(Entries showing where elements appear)
□ □ □

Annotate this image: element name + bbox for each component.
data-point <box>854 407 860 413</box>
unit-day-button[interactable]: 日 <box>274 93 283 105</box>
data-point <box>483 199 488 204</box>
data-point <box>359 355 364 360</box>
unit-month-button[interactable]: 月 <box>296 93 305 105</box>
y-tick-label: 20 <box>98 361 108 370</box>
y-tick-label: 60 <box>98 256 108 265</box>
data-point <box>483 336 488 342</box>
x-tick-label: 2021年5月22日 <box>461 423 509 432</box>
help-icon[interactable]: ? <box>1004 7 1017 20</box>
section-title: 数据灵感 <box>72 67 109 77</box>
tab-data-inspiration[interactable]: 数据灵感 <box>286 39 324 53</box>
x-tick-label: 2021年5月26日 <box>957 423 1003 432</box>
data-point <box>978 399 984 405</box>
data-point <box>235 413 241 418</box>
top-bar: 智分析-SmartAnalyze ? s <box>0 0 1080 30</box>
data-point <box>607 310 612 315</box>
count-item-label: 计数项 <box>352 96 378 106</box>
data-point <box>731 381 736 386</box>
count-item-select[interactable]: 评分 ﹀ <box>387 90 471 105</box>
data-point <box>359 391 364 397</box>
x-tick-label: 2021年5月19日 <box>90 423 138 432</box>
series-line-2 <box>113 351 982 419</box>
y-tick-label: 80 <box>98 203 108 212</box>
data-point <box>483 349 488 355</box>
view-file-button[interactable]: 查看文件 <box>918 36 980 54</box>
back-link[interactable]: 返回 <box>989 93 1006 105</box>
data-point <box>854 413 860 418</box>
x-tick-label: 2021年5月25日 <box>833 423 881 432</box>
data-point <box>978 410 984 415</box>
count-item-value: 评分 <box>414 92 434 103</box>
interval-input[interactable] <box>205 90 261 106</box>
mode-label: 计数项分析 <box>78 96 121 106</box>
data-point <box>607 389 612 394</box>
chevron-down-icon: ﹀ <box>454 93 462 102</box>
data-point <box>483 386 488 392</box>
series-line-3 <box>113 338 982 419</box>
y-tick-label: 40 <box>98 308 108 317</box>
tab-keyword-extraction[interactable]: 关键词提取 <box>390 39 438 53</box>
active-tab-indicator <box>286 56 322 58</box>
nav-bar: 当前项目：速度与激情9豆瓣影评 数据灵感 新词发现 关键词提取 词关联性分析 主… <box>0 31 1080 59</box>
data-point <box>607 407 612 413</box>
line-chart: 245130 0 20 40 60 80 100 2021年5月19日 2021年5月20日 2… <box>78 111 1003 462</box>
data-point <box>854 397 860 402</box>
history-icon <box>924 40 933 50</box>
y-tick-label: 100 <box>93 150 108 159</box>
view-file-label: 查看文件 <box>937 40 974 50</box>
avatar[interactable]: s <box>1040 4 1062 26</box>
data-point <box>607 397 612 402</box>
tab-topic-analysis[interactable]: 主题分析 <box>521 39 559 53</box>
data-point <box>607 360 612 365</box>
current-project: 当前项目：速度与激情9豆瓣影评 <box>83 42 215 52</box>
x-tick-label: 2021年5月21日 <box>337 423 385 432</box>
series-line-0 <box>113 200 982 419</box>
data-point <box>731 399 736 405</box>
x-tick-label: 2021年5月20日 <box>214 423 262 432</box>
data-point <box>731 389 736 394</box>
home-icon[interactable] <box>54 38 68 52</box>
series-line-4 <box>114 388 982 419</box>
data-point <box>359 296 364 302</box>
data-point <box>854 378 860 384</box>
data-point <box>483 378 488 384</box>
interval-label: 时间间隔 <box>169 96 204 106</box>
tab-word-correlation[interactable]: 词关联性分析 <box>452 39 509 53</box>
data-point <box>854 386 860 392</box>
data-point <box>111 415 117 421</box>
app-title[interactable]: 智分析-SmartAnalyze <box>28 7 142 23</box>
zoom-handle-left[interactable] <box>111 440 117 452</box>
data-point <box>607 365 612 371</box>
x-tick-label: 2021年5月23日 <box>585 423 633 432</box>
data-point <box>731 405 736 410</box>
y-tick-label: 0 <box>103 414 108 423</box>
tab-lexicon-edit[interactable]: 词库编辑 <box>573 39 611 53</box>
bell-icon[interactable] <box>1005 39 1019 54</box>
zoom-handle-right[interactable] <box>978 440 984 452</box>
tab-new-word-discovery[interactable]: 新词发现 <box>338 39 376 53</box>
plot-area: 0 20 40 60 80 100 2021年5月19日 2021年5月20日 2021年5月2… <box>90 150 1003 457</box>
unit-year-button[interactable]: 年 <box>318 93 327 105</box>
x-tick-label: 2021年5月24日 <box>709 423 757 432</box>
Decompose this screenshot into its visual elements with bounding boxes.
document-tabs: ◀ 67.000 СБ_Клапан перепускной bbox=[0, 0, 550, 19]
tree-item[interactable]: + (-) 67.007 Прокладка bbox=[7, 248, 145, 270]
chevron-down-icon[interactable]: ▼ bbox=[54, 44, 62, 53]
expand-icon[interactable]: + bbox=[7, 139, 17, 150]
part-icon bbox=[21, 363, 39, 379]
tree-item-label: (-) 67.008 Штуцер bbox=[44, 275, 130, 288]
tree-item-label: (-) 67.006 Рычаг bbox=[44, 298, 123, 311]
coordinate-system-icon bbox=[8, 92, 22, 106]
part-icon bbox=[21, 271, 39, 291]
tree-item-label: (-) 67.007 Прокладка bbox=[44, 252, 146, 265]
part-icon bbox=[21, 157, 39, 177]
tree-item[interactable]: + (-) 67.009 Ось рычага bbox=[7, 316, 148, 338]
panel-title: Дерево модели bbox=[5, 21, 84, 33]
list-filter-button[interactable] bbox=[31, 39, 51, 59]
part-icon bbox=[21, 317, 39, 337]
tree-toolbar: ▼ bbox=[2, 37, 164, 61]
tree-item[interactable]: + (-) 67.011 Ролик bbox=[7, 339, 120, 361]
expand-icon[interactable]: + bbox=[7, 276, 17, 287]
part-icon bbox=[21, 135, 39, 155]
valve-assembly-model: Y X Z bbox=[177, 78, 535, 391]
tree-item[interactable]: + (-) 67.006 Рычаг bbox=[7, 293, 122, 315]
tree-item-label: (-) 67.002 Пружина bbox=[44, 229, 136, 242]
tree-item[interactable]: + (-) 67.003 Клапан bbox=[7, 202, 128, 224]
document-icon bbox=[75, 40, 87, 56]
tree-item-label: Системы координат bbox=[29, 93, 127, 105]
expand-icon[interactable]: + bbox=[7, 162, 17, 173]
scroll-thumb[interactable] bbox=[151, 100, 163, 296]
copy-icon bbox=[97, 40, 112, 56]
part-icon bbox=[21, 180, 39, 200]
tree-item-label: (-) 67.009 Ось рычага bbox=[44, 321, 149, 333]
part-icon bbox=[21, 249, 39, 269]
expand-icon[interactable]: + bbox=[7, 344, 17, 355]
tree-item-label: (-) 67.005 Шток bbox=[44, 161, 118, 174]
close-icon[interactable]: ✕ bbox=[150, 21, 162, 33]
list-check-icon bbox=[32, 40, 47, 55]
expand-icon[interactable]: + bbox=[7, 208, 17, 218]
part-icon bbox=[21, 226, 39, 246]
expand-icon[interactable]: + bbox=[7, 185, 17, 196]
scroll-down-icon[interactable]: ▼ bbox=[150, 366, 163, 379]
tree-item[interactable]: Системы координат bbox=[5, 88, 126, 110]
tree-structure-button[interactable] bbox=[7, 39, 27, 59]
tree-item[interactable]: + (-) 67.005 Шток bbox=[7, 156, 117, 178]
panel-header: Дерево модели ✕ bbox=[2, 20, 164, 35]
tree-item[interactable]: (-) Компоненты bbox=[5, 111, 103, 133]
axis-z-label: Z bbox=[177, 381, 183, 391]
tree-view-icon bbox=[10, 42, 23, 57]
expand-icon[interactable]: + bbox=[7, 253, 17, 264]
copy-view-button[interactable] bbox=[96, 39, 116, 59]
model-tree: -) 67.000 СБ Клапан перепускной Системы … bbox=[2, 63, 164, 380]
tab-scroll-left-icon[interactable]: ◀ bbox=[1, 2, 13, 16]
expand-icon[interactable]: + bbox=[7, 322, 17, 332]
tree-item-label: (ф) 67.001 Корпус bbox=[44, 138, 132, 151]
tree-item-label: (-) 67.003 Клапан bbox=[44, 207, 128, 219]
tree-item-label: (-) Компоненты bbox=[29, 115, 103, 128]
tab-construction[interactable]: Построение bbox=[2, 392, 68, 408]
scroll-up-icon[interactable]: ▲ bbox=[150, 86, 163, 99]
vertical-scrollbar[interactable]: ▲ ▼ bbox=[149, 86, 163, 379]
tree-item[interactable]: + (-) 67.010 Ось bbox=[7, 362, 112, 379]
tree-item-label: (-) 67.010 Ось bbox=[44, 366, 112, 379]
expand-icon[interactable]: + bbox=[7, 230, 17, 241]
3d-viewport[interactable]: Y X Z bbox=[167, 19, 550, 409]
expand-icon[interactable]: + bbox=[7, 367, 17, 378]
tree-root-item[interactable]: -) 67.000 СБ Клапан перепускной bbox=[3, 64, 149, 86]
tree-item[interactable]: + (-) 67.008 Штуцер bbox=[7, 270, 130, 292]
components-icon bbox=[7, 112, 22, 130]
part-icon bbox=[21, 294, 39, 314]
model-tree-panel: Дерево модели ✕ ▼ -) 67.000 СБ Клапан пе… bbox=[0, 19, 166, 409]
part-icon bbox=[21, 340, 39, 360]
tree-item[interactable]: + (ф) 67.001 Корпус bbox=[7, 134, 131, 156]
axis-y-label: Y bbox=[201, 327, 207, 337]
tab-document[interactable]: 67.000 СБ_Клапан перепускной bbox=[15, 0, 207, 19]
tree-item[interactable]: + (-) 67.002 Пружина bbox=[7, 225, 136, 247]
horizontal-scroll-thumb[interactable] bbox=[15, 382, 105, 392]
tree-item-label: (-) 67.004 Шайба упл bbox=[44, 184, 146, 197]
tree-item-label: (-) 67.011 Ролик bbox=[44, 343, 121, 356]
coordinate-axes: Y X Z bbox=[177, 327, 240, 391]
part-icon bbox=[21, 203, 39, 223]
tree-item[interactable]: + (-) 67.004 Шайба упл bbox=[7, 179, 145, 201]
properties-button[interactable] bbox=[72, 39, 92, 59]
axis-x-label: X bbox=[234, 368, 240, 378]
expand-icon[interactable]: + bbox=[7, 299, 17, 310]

□ □ □

Rewrite the stretch from the start of the entries through the line containing "data-point <box>731 381 736 386</box>", renaming "y-tick-label" to "y-axis-label" and leaving everything else untouched.

Annotate this image: element name + bbox for each component.
data-point <box>854 407 860 413</box>
unit-day-button[interactable]: 日 <box>274 93 283 105</box>
data-point <box>483 199 488 204</box>
data-point <box>359 355 364 360</box>
unit-month-button[interactable]: 月 <box>296 93 305 105</box>
y-axis-label: 20 <box>98 361 108 370</box>
y-axis-label: 60 <box>98 256 108 265</box>
data-point <box>483 336 488 342</box>
x-tick-label: 2021年5月22日 <box>461 423 509 432</box>
help-icon[interactable]: ? <box>1004 7 1017 20</box>
section-title: 数据灵感 <box>72 67 109 77</box>
tab-data-inspiration[interactable]: 数据灵感 <box>286 39 324 53</box>
x-tick-label: 2021年5月26日 <box>957 423 1003 432</box>
data-point <box>978 399 984 405</box>
data-point <box>235 413 241 418</box>
top-bar: 智分析-SmartAnalyze ? s <box>0 0 1080 30</box>
data-point <box>607 310 612 315</box>
count-item-label: 计数项 <box>352 96 378 106</box>
data-point <box>731 381 736 386</box>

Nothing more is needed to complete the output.